What you are asked to do: Each line holding the word "into" counts once; give the total and nothing more.

Dataset items:
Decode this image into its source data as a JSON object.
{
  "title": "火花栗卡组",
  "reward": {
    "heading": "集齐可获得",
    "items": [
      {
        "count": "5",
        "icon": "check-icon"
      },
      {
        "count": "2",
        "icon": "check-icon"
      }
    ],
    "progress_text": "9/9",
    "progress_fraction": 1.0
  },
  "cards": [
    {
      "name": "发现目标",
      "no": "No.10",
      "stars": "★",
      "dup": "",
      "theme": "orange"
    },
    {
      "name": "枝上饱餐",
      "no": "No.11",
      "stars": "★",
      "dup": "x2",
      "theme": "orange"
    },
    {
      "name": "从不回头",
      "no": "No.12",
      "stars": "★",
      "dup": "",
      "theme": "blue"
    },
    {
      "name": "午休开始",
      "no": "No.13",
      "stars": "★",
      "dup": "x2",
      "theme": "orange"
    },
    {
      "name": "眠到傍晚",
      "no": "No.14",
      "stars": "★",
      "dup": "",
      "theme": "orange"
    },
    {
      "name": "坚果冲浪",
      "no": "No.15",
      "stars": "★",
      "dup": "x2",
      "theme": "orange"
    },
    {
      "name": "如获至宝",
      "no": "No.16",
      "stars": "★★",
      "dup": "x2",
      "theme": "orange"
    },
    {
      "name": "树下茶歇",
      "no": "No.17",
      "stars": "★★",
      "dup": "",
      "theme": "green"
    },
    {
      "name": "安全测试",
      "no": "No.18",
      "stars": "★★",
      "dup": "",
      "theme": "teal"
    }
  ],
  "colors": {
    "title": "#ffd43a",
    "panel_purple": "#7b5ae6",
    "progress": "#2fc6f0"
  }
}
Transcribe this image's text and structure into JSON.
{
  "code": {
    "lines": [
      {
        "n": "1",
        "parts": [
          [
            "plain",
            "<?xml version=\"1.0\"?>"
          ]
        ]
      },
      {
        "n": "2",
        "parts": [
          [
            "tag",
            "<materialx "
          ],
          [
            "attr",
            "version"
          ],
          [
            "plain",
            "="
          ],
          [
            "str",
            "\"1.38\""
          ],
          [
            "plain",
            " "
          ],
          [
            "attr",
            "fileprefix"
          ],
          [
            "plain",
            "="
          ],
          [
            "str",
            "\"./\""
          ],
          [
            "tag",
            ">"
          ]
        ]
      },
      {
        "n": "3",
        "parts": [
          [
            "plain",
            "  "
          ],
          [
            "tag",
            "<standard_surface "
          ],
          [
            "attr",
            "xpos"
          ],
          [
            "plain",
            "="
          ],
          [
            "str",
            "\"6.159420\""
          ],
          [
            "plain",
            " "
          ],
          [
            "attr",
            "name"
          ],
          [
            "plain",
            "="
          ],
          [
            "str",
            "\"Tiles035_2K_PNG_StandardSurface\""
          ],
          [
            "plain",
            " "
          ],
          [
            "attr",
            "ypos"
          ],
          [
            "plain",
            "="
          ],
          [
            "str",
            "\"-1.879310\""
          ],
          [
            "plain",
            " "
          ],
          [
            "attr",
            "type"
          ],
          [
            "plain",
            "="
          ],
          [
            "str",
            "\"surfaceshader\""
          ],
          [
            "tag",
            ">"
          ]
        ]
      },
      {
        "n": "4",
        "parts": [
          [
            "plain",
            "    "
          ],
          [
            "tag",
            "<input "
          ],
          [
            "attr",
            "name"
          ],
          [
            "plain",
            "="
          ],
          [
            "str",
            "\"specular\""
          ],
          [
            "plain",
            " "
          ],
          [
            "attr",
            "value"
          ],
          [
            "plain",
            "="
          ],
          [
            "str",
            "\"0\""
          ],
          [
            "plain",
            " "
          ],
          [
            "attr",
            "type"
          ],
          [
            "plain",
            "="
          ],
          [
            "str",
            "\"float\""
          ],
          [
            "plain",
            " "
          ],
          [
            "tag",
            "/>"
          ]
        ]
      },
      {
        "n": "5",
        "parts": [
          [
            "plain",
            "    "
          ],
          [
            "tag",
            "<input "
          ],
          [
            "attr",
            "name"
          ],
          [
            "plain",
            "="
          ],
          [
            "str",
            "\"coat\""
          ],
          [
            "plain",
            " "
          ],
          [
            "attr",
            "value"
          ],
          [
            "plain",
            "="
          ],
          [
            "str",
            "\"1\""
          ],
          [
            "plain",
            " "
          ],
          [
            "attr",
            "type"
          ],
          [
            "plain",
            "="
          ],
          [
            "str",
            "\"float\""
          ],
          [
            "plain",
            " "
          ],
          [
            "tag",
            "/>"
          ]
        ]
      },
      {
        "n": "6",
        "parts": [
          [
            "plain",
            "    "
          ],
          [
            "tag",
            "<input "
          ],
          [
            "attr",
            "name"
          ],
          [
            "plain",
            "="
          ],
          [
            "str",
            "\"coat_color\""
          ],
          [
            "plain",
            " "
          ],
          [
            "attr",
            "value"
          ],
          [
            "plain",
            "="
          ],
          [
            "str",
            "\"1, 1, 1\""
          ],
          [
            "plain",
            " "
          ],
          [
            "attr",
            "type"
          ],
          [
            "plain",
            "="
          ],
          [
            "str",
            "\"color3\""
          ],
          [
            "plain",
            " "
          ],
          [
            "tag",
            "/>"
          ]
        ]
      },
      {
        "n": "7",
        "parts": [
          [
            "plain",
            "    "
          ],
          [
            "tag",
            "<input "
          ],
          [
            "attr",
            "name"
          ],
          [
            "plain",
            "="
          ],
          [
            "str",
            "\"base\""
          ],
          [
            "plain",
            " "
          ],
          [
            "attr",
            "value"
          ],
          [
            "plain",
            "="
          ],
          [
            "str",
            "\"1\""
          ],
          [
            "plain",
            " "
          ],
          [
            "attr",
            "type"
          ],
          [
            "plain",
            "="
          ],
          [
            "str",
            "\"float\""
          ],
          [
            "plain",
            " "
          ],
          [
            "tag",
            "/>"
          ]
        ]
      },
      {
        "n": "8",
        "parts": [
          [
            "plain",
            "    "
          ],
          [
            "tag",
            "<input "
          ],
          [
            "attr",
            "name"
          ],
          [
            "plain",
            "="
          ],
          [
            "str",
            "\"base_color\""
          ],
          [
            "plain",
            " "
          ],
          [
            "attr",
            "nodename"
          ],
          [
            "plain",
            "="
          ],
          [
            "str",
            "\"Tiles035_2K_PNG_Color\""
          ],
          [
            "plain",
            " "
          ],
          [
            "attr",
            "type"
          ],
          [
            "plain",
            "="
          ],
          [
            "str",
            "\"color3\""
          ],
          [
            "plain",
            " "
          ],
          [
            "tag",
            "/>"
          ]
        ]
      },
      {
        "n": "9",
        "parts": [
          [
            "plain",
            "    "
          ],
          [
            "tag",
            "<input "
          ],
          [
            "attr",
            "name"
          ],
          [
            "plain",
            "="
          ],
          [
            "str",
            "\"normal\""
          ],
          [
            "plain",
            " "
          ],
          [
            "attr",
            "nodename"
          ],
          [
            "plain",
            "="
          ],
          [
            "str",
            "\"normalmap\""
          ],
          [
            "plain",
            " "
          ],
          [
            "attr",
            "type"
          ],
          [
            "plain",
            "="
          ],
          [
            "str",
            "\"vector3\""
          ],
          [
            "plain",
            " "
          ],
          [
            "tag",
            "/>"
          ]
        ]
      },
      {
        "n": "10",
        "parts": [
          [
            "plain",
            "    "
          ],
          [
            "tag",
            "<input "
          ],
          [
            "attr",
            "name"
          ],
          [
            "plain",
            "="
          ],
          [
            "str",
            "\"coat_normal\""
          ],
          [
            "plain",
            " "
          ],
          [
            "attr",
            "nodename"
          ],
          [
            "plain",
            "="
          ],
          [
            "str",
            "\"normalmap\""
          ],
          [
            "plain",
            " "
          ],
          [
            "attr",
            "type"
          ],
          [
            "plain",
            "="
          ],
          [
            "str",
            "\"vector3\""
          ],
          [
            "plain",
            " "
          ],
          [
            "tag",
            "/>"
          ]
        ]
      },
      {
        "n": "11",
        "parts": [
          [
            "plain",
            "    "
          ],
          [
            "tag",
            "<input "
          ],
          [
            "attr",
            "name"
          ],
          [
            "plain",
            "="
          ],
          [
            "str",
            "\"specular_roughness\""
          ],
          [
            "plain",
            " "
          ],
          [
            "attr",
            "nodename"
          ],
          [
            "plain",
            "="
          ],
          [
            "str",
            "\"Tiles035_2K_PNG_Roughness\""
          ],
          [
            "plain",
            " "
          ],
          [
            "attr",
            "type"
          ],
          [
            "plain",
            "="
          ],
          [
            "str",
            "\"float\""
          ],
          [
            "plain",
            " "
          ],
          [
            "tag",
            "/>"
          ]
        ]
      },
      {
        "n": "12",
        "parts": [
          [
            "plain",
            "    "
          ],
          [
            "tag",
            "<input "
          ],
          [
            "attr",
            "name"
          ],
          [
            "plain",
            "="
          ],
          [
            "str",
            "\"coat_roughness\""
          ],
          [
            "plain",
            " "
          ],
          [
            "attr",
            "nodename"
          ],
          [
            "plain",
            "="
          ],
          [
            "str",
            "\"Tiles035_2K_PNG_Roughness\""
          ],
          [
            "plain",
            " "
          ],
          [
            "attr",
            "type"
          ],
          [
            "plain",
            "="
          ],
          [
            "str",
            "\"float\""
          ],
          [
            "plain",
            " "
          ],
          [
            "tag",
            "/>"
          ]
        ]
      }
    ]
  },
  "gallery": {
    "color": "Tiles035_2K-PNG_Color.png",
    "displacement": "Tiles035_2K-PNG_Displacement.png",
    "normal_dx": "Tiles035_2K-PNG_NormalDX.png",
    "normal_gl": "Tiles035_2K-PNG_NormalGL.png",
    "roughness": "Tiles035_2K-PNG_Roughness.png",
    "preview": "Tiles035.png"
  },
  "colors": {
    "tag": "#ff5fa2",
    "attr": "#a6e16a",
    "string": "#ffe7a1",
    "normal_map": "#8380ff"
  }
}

Task output: 2